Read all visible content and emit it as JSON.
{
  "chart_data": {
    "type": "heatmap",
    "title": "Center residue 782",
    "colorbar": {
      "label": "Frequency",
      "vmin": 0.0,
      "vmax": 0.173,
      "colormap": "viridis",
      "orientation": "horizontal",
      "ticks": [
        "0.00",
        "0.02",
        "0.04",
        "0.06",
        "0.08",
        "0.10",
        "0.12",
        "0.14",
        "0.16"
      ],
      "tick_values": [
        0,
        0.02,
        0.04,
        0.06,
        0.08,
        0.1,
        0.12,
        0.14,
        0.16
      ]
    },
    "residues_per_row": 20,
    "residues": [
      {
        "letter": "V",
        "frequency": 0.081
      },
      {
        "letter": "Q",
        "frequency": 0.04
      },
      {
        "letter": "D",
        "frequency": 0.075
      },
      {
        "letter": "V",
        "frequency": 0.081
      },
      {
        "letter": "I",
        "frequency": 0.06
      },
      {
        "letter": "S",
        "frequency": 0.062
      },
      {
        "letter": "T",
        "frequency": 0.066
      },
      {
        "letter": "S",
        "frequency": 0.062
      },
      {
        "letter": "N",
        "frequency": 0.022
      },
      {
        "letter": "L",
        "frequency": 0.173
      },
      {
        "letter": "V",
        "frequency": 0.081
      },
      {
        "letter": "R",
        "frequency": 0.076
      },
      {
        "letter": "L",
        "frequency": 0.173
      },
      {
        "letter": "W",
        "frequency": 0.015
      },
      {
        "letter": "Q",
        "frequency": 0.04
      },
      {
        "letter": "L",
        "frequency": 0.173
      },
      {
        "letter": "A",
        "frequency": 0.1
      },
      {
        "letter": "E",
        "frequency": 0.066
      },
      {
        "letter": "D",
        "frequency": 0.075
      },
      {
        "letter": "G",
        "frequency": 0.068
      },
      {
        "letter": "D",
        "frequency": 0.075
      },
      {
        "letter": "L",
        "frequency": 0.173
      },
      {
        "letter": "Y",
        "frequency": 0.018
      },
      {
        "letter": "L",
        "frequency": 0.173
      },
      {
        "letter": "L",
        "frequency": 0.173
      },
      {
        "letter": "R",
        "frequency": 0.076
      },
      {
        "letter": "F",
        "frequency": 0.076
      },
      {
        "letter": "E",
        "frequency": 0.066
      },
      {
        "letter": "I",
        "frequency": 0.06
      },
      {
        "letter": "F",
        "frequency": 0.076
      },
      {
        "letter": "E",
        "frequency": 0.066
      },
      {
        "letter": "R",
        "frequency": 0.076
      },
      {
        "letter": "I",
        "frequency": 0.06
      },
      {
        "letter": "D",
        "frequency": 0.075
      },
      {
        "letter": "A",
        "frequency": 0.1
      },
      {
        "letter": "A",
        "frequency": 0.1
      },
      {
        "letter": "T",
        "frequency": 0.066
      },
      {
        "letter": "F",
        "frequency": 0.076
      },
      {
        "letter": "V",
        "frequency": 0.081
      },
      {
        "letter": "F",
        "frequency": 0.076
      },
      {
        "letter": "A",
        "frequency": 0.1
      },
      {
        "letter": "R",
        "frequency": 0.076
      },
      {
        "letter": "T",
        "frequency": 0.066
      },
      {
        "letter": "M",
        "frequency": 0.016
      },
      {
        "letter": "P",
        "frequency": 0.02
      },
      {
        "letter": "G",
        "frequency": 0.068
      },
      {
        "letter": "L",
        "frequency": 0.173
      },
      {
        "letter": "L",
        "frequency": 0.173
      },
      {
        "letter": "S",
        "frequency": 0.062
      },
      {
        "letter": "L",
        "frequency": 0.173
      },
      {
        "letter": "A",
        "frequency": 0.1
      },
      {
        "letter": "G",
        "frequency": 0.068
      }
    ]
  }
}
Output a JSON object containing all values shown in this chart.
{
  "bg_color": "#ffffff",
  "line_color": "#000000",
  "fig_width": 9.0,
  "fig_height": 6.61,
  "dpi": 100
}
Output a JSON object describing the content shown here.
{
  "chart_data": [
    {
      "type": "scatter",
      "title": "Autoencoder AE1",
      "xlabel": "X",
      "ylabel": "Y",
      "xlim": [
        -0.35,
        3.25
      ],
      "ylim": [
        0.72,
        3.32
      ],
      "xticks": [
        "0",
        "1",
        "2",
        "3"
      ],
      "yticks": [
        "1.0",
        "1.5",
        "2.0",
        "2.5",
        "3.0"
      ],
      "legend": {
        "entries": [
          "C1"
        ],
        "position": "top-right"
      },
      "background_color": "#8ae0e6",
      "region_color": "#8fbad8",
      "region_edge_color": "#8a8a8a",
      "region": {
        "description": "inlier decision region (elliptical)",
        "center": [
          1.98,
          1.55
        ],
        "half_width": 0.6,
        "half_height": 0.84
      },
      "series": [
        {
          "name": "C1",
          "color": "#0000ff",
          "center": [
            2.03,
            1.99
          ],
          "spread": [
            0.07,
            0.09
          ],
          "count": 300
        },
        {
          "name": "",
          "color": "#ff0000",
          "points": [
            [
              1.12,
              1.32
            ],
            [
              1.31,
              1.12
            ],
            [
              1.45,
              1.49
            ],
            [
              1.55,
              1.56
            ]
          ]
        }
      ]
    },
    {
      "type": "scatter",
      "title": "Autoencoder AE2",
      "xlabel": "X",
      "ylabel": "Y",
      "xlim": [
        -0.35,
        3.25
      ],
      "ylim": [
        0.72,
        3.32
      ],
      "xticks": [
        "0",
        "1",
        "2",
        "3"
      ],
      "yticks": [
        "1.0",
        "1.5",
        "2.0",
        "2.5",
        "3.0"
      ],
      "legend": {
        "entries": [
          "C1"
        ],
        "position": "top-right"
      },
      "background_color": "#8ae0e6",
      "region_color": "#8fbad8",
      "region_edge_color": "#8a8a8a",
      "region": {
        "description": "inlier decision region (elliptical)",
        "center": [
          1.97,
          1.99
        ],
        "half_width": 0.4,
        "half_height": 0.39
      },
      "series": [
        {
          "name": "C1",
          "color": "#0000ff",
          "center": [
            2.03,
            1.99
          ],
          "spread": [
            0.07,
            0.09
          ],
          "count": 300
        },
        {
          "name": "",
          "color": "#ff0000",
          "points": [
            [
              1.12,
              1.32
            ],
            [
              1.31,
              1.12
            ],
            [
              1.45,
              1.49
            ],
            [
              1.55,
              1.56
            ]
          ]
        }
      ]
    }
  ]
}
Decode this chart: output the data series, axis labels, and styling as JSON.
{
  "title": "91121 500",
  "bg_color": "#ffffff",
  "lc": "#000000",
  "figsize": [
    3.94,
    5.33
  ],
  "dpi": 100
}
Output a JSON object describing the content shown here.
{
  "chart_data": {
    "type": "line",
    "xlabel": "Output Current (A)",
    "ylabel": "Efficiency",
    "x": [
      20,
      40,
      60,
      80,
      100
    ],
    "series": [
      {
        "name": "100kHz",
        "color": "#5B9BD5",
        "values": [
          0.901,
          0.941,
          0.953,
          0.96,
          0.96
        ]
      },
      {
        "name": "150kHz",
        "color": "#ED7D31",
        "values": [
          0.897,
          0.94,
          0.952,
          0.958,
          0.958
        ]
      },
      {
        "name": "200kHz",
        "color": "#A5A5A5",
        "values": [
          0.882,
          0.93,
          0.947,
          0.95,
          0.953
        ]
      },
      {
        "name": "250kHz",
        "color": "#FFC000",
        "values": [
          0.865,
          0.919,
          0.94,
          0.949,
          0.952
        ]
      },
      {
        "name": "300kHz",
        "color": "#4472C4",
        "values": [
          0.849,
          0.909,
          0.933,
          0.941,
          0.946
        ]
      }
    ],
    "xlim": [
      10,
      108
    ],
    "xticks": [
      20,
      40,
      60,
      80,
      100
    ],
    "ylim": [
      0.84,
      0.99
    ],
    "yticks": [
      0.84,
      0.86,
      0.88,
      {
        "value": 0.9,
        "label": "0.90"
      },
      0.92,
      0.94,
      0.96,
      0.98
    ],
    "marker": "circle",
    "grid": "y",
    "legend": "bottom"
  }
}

◆ ◆ ◆ ◆

# PROBLEM DESCRIPTION:
Check all the records above and select each line where the string "Autoencoder" is found.

# COMPLETE ANSWER:
      "title": "Autoencoder AE1",
      "title": "Autoencoder AE2",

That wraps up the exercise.